# Exercise requirements:
Pick out each line below containing "vehicle".

++++++++

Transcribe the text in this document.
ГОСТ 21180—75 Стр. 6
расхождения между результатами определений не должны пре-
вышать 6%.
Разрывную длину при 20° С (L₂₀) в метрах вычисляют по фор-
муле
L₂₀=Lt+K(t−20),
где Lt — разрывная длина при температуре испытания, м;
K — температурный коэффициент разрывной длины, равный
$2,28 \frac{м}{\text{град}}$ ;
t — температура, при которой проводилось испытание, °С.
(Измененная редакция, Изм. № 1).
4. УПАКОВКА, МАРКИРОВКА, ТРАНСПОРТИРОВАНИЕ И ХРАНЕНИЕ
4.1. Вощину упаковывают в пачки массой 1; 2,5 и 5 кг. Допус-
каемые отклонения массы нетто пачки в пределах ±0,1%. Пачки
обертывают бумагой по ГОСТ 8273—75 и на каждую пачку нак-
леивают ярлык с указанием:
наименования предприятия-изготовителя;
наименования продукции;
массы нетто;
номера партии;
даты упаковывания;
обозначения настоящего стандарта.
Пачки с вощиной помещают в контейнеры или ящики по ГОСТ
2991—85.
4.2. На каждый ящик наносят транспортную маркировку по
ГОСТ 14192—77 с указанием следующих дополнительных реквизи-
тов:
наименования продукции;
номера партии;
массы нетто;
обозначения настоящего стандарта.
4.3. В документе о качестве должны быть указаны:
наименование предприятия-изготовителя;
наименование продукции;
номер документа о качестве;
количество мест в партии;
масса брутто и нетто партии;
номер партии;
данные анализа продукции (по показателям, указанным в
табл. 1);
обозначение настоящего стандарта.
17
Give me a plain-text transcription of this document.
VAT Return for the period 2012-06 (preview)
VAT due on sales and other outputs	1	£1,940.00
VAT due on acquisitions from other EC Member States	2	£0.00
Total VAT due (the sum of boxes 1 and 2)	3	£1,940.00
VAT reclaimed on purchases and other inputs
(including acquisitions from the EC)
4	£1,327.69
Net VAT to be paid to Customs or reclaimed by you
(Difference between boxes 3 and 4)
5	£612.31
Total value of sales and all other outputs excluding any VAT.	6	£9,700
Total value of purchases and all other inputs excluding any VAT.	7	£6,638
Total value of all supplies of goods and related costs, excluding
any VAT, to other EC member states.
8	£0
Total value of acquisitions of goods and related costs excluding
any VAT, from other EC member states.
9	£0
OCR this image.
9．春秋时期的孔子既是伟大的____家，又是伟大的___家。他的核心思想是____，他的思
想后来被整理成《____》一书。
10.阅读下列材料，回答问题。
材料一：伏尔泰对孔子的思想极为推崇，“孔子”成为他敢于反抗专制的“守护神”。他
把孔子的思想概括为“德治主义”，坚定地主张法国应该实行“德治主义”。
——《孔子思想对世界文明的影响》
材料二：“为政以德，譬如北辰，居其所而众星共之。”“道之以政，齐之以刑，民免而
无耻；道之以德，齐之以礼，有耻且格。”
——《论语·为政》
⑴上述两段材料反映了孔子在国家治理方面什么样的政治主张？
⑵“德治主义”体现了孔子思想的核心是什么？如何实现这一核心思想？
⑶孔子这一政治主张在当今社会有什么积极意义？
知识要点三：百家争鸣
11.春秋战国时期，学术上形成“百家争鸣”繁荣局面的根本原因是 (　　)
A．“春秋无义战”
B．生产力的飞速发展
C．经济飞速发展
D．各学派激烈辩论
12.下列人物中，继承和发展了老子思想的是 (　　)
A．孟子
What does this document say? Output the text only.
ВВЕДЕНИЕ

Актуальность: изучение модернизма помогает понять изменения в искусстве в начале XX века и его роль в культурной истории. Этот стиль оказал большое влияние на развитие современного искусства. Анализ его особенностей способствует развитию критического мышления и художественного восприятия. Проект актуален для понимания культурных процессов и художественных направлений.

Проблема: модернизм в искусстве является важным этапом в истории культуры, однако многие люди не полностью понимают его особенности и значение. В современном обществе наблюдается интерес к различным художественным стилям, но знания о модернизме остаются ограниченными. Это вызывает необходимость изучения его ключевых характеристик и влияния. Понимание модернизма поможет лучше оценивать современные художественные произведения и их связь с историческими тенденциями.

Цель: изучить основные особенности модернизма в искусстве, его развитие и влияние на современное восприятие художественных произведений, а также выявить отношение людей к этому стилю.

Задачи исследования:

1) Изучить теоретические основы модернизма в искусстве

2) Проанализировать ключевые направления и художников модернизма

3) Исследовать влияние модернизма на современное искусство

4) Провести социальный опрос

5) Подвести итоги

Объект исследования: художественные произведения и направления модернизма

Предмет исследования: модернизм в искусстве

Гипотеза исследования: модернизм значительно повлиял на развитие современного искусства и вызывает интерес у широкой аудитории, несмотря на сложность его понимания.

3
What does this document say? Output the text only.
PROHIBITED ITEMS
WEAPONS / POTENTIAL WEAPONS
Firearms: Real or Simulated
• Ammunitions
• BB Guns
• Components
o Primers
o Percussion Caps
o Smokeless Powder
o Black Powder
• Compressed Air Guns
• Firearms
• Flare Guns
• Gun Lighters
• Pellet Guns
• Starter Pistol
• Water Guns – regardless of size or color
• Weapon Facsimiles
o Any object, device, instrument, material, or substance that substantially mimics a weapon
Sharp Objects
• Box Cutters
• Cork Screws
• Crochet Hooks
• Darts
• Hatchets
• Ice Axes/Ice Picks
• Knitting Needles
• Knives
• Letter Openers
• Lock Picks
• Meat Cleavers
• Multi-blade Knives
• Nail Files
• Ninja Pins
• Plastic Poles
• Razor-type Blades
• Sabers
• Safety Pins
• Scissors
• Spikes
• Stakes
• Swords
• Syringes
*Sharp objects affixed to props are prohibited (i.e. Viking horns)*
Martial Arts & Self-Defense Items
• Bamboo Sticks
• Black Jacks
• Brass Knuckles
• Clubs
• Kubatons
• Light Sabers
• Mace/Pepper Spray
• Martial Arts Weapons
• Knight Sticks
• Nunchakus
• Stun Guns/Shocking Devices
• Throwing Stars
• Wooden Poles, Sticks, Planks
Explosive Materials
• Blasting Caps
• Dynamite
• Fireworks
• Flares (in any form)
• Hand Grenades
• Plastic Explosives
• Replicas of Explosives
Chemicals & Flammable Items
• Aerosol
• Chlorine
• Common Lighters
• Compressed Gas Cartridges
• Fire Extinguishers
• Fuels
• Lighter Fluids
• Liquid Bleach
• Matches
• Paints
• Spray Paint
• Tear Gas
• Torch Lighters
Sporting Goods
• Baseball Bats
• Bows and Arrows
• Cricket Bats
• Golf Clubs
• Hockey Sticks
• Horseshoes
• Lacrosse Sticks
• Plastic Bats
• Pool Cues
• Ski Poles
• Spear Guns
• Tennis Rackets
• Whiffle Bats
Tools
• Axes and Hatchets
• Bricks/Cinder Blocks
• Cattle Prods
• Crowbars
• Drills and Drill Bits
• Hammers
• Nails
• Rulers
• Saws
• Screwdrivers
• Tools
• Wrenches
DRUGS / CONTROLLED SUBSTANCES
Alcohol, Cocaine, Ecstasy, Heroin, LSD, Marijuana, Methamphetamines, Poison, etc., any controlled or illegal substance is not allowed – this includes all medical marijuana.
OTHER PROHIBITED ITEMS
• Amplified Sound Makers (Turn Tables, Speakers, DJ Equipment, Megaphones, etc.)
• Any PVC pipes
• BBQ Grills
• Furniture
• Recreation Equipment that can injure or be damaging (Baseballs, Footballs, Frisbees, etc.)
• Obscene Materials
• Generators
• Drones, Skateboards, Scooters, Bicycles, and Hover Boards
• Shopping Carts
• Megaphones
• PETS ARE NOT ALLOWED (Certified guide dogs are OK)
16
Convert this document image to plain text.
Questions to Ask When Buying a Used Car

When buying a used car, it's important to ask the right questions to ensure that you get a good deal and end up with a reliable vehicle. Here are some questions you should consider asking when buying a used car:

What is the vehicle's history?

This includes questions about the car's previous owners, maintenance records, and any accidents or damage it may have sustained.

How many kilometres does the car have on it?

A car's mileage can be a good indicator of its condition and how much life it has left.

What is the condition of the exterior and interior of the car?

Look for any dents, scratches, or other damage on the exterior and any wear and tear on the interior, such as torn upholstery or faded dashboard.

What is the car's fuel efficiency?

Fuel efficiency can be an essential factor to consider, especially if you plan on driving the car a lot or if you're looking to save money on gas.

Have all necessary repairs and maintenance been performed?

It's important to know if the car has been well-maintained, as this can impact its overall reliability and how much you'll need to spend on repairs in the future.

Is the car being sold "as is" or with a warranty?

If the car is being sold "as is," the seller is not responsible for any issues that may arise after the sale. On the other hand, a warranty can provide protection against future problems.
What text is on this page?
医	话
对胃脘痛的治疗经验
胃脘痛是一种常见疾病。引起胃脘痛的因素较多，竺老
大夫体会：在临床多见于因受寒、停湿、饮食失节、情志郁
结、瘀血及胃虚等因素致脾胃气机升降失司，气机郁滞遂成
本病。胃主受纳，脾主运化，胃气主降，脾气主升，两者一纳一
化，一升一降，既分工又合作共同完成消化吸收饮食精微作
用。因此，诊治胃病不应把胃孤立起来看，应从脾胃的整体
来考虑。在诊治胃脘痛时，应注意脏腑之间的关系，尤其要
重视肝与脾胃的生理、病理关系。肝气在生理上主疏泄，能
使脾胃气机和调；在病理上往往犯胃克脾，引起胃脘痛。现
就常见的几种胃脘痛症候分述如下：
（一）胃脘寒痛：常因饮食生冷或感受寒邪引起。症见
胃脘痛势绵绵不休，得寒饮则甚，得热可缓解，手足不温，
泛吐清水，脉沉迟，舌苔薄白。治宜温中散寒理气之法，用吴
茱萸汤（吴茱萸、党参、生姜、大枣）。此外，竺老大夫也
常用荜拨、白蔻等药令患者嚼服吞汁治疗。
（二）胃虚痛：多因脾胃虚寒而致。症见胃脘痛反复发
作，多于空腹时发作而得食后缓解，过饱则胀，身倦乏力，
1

++++++++

# Answer to the exercise:
When buying a used car, it's important to ask the right questions to ensure that you get a good deal and end up with a reliable vehicle. Here are some questions you should consider asking when buying a used car:
What is the vehicle's history?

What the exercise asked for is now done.